__WHAT IS EXPECTED__
Locate the string "name" throughout the material and copy every line in which it occurs.
--- start SUPPLIED RECORDS ---
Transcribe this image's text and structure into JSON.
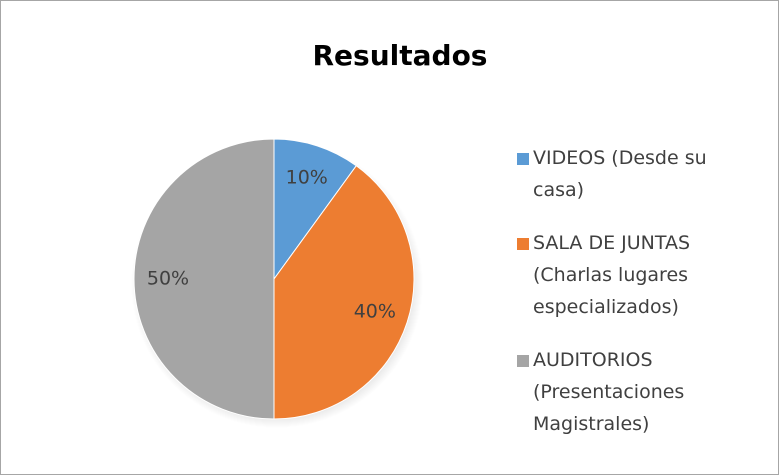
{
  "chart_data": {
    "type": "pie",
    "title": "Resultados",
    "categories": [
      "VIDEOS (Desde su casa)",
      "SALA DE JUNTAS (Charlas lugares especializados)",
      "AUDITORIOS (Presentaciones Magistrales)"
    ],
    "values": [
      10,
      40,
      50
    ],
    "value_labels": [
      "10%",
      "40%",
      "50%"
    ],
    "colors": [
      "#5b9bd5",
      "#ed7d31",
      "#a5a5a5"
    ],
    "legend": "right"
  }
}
--- end SUPPLIED RECORDS ---
--- start SUPPLIED RECORDS ---
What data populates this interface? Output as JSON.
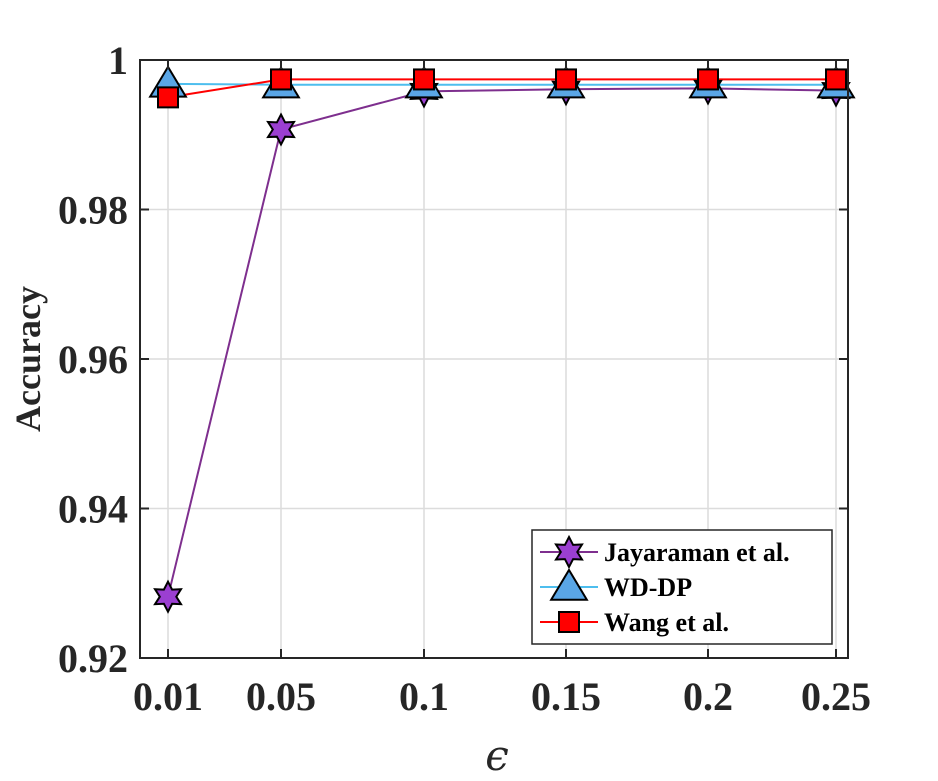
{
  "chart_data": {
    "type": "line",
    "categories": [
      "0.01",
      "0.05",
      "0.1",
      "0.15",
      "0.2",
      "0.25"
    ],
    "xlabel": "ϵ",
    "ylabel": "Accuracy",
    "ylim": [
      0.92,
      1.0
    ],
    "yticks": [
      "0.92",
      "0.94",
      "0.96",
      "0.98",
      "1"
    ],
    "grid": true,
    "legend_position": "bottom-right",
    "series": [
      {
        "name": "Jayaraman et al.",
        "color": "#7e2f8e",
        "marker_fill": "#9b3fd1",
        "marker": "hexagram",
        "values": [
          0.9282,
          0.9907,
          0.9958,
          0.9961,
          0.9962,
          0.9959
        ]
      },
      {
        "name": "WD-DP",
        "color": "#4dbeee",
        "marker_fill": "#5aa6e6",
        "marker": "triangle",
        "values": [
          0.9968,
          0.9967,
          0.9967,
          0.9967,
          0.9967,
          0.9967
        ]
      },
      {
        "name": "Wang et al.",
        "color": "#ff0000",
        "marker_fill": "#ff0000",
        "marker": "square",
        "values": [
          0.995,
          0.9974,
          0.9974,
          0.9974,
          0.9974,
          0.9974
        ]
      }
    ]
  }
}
--- end SUPPLIED RECORDS ---
--- start SUPPLIED RECORDS ---
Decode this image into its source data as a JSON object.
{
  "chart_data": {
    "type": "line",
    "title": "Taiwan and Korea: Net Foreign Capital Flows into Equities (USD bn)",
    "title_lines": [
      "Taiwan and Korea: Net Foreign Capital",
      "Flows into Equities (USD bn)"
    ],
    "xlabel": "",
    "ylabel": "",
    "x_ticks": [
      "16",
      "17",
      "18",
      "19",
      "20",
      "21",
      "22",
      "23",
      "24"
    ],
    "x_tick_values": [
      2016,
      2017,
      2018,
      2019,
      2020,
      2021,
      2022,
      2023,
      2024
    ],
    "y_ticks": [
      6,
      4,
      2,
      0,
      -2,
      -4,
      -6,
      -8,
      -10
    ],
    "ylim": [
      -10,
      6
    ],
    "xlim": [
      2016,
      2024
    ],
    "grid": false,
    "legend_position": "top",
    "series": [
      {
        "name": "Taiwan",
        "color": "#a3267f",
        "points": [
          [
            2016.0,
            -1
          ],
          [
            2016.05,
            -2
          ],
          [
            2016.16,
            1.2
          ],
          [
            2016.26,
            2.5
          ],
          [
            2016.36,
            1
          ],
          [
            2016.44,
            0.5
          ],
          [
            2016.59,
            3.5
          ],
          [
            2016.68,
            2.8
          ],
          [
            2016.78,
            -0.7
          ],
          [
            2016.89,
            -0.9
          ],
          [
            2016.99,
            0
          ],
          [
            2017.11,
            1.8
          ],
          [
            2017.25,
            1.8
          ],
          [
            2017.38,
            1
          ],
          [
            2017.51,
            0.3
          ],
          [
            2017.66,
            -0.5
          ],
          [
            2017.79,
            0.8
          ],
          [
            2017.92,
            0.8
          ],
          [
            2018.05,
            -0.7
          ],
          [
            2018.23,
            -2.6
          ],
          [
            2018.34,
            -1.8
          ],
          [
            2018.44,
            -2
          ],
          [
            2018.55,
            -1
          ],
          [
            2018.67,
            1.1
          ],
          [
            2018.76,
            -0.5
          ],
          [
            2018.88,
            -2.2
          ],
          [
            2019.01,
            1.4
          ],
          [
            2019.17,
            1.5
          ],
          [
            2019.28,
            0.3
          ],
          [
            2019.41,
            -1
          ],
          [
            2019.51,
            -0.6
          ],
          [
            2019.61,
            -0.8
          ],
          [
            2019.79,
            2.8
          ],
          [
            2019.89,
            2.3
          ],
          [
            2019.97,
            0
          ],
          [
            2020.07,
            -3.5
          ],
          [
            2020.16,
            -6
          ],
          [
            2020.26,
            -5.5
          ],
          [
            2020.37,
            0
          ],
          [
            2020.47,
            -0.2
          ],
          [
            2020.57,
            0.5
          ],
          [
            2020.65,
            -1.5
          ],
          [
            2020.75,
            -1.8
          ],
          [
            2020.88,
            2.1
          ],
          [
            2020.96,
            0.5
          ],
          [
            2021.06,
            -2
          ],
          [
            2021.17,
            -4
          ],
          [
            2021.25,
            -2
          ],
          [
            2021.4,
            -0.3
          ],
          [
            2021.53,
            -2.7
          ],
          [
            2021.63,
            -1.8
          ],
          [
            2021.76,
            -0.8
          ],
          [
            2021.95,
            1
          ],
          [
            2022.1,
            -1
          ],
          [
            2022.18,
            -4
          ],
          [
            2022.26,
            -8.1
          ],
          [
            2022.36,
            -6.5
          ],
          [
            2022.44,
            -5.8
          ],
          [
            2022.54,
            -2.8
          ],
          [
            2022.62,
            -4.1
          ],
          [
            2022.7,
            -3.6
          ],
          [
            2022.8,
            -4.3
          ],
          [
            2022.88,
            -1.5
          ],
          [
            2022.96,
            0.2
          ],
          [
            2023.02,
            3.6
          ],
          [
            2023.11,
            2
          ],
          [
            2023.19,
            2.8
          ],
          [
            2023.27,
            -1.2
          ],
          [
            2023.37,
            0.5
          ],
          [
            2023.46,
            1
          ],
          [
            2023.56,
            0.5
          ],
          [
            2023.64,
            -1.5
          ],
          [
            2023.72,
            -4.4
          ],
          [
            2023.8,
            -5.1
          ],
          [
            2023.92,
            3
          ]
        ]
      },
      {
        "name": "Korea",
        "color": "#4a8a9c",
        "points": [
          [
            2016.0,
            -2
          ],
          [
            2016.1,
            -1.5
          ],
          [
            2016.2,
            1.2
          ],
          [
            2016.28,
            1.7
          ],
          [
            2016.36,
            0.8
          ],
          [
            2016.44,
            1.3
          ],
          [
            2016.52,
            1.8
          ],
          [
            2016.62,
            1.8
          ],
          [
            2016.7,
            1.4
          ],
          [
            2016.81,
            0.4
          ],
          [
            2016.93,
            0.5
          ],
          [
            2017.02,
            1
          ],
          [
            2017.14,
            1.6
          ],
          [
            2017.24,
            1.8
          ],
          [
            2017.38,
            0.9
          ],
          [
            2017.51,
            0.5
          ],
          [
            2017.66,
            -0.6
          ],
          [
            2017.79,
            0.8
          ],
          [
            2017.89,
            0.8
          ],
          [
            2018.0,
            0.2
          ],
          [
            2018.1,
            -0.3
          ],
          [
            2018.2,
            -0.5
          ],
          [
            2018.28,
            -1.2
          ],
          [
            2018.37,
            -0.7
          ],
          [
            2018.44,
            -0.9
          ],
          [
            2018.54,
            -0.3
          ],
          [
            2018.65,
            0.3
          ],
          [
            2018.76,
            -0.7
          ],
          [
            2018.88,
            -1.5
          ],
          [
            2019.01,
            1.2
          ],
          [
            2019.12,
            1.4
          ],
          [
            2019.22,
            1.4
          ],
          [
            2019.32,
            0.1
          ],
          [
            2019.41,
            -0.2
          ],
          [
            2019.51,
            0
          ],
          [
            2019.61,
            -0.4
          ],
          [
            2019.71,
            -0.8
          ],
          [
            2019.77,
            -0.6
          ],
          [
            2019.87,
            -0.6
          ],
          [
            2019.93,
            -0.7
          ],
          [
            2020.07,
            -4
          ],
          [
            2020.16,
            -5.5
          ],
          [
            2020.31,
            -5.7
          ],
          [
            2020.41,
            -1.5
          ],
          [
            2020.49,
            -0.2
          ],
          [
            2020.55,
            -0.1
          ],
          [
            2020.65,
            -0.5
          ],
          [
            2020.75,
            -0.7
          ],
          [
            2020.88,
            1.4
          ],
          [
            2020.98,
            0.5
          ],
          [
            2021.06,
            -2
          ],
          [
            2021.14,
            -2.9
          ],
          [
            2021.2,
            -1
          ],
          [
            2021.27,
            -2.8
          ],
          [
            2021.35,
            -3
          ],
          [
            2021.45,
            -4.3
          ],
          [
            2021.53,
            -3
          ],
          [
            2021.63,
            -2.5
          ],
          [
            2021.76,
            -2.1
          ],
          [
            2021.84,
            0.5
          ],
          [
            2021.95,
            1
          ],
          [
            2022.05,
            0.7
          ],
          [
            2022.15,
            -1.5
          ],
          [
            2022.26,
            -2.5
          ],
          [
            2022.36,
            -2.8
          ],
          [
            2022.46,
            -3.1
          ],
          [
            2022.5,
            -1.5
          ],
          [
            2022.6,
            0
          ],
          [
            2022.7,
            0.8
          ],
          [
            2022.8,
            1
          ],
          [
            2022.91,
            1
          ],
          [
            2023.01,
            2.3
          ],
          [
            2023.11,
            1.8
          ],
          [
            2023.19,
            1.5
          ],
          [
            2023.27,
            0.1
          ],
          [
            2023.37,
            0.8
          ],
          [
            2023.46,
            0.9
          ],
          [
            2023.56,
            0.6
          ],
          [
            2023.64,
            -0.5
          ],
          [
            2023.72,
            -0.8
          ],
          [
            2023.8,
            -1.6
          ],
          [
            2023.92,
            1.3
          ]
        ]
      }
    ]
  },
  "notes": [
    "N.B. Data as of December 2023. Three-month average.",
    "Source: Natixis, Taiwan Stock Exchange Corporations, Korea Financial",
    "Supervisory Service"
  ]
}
--- end SUPPLIED RECORDS ---
__COMPLETE OUTPUT__
        "name": "Jayaraman et al.",
        "name": "WD-DP",
        "name": "Wang et al.",
        "name": "Taiwan",
        "name": "Korea",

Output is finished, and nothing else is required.